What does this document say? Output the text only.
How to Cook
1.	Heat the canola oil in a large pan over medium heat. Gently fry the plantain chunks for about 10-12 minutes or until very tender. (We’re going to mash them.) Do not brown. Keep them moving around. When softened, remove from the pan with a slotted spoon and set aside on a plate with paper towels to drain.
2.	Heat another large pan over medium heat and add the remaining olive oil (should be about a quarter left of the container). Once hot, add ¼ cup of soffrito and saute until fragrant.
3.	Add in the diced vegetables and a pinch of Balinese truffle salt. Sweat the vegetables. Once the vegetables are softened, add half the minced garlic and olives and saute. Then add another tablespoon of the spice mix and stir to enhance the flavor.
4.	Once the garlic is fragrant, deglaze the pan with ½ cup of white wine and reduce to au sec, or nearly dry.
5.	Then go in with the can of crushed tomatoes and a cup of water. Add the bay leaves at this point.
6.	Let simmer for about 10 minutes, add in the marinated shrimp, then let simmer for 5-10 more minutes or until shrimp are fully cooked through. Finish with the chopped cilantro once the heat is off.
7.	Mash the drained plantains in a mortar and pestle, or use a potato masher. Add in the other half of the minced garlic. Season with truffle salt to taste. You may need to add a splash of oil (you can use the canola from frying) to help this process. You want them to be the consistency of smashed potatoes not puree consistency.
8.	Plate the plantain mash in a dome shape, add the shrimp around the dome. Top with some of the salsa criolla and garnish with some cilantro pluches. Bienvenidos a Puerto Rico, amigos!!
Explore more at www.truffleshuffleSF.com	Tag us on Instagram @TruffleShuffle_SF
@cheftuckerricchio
---
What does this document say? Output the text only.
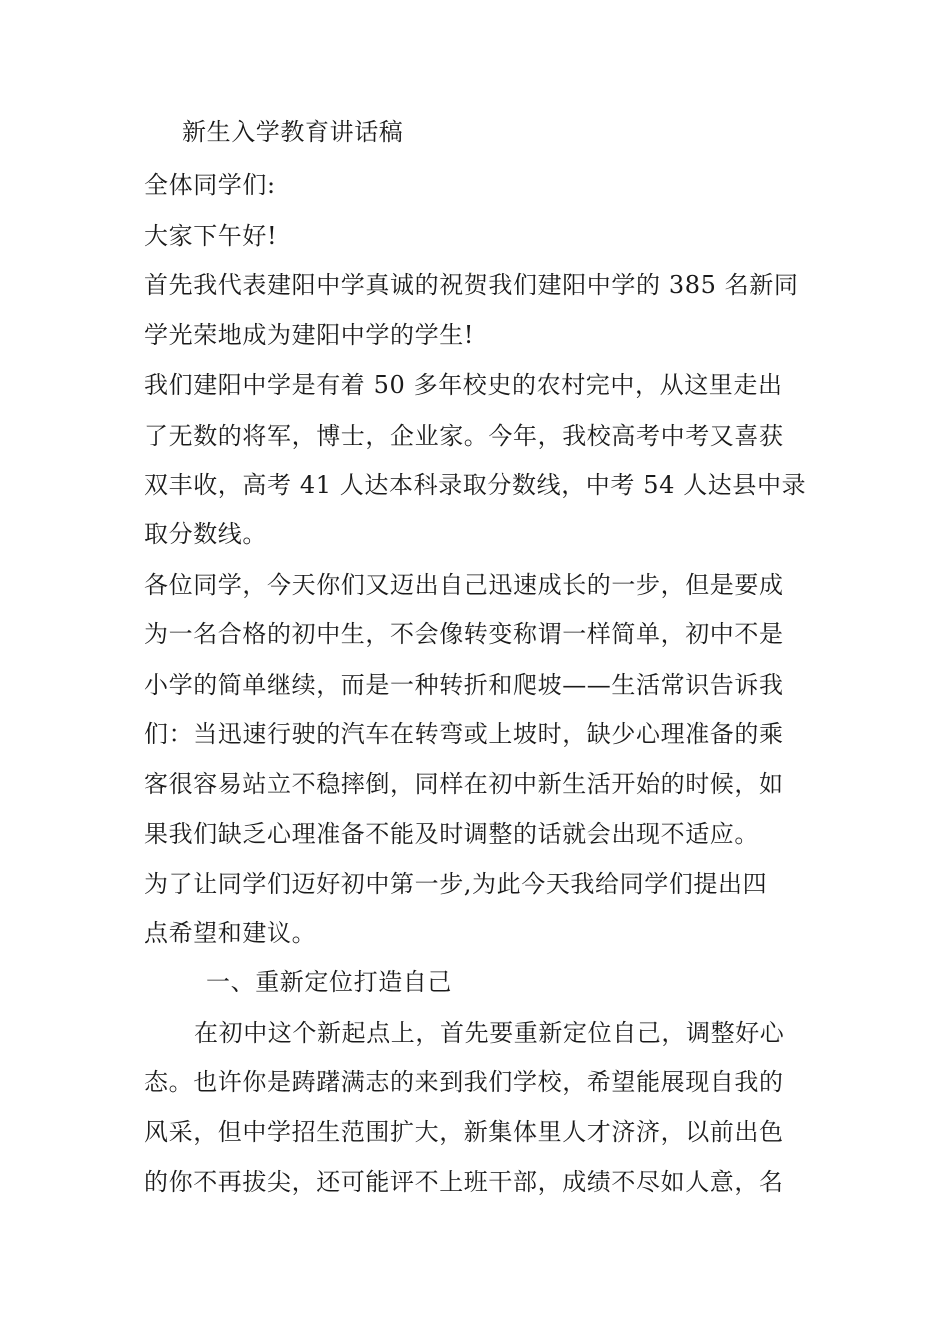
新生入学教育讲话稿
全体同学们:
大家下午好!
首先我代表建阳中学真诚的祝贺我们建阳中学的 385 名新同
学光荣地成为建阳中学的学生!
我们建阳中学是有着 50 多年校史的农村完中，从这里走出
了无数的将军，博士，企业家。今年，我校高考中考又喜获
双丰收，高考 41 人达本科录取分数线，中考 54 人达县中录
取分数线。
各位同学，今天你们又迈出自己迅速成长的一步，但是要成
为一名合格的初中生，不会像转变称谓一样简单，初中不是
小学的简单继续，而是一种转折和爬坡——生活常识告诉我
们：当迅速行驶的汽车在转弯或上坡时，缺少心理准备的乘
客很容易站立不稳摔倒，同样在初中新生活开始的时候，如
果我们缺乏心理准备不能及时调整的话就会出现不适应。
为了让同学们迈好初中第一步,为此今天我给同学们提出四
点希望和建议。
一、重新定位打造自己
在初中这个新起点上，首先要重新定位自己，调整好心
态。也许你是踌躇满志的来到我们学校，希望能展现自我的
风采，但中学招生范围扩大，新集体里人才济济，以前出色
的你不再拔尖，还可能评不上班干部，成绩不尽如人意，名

**WORK TO DO**
Select the lines that carry the string "around" and copy them.

**FULL ANSWER**
1.	Heat the canola oil in a large pan over medium heat. Gently fry the plantain chunks for about 10-12 minutes or until very tender. (We’re going to mash them.) Do not brown. Keep them moving around. When softened, remove from the pan with a slotted spoon and set aside on a plate with paper towels to drain.
8.	Plate the plantain mash in a dome shape, add the shrimp around the dome. Top with some of the salsa criolla and garnish with some cilantro pluches. Bienvenidos a Puerto Rico, amigos!!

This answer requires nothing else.